Collection entries:
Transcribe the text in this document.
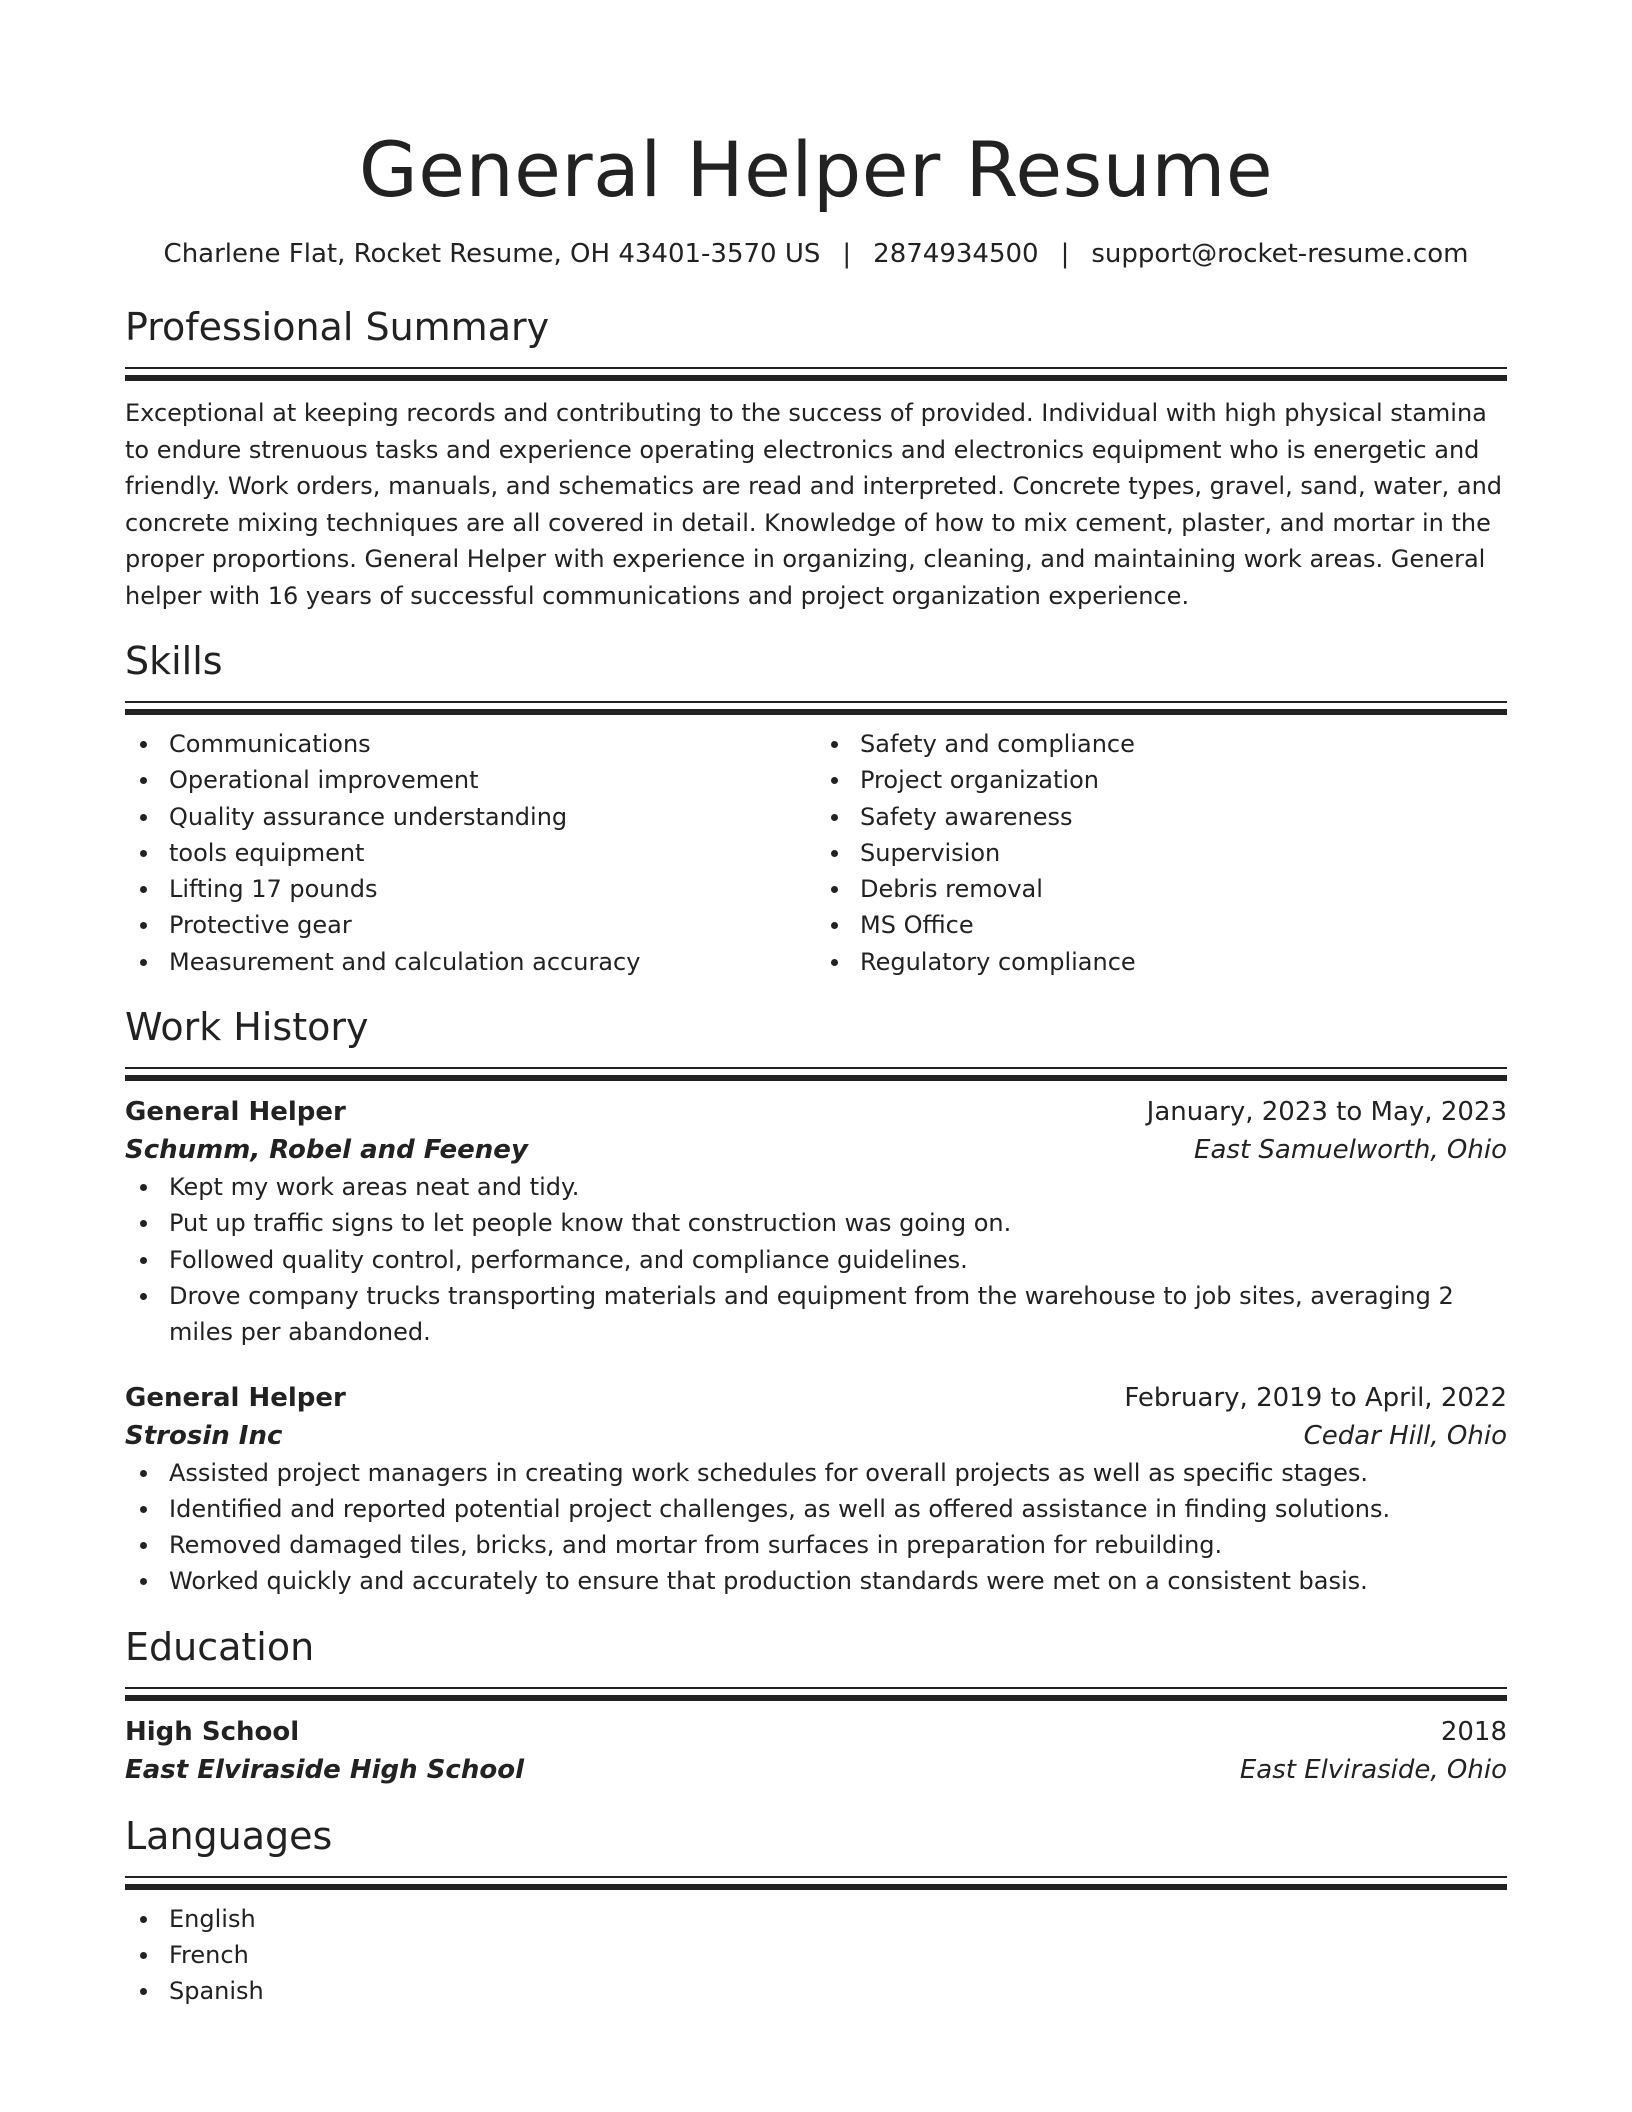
General Helper Resume
Charlene Flat, Rocket Resume, OH 43401-3570 US | 2874934500 | support@rocket-resume.com
Professional Summary

Exceptional at keeping records and contributing to the success of provided. Individual with high physical stamina to endure strenuous tasks and experience operating electronics and electronics equipment who is energetic and friendly. Work orders, manuals, and schematics are read and interpreted. Concrete types, gravel, sand, water, and concrete mixing techniques are all covered in detail. Knowledge of how to mix cement, plaster, and mortar in the proper proportions. General Helper with experience in organizing, cleaning, and maintaining work areas. General helper with 16 years of successful communications and project organization experience.

Skills
Communications
Operational improvement
Quality assurance understanding
tools equipment
Lifting 17 pounds
Protective gear
Measurement and calculation accuracy
Safety and compliance
Project organization
Safety awareness
Supervision
Debris removal
MS Office
Regulatory compliance
Work History
General Helper	January, 2023 to May, 2023
Schumm, Robel and Feeney	East Samuelworth, Ohio
Kept my work areas neat and tidy.
Put up traffic signs to let people know that construction was going on.
Followed quality control, performance, and compliance guidelines.
Drove company trucks transporting materials and equipment from the warehouse to job sites, averaging 2 miles per abandoned.
General Helper	February, 2019 to April, 2022
Strosin Inc	Cedar Hill, Ohio
Assisted project managers in creating work schedules for overall projects as well as specific stages.
Identified and reported potential project challenges, as well as offered assistance in finding solutions.
Removed damaged tiles, bricks, and mortar from surfaces in preparation for rebuilding.
Worked quickly and accurately to ensure that production standards were met on a consistent basis.
Education
High School	2018
East Elviraside High School	East Elviraside, Ohio
Languages
English
French
Spanish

Requirements:
Quote the listing above in full, except for the pictures.

Task solution:
Transcribe the text in this document.
General Helper Resume
Charlene Flat, Rocket Resume, OH 43401-3570 US | 2874934500 | support@rocket-resume.com
Professional Summary

Exceptional at keeping records and contributing to the success of provided. Individual with high physical stamina to endure strenuous tasks and experience operating electronics and electronics equipment who is energetic and friendly. Work orders, manuals, and schematics are read and interpreted. Concrete types, gravel, sand, water, and concrete mixing techniques are all covered in detail. Knowledge of how to mix cement, plaster, and mortar in the proper proportions. General Helper with experience in organizing, cleaning, and maintaining work areas. General helper with 16 years of successful communications and project organization experience.

Skills
Communications
Operational improvement
Quality assurance understanding
tools equipment
Lifting 17 pounds
Protective gear
Measurement and calculation accuracy
Safety and compliance
Project organization
Safety awareness
Supervision
Debris removal
MS Office
Regulatory compliance
Work History
General Helper	January, 2023 to May, 2023
Schumm, Robel and Feeney	East Samuelworth, Ohio
Kept my work areas neat and tidy.
Put up traffic signs to let people know that construction was going on.
Followed quality control, performance, and compliance guidelines.
Drove company trucks transporting materials and equipment from the warehouse to job sites, averaging 2 miles per abandoned.
General Helper	February, 2019 to April, 2022
Strosin Inc	Cedar Hill, Ohio
Assisted project managers in creating work schedules for overall projects as well as specific stages.
Identified and reported potential project challenges, as well as offered assistance in finding solutions.
Removed damaged tiles, bricks, and mortar from surfaces in preparation for rebuilding.
Worked quickly and accurately to ensure that production standards were met on a consistent basis.
Education
High School	2018
East Elviraside High School	East Elviraside, Ohio
Languages
English
French
Spanish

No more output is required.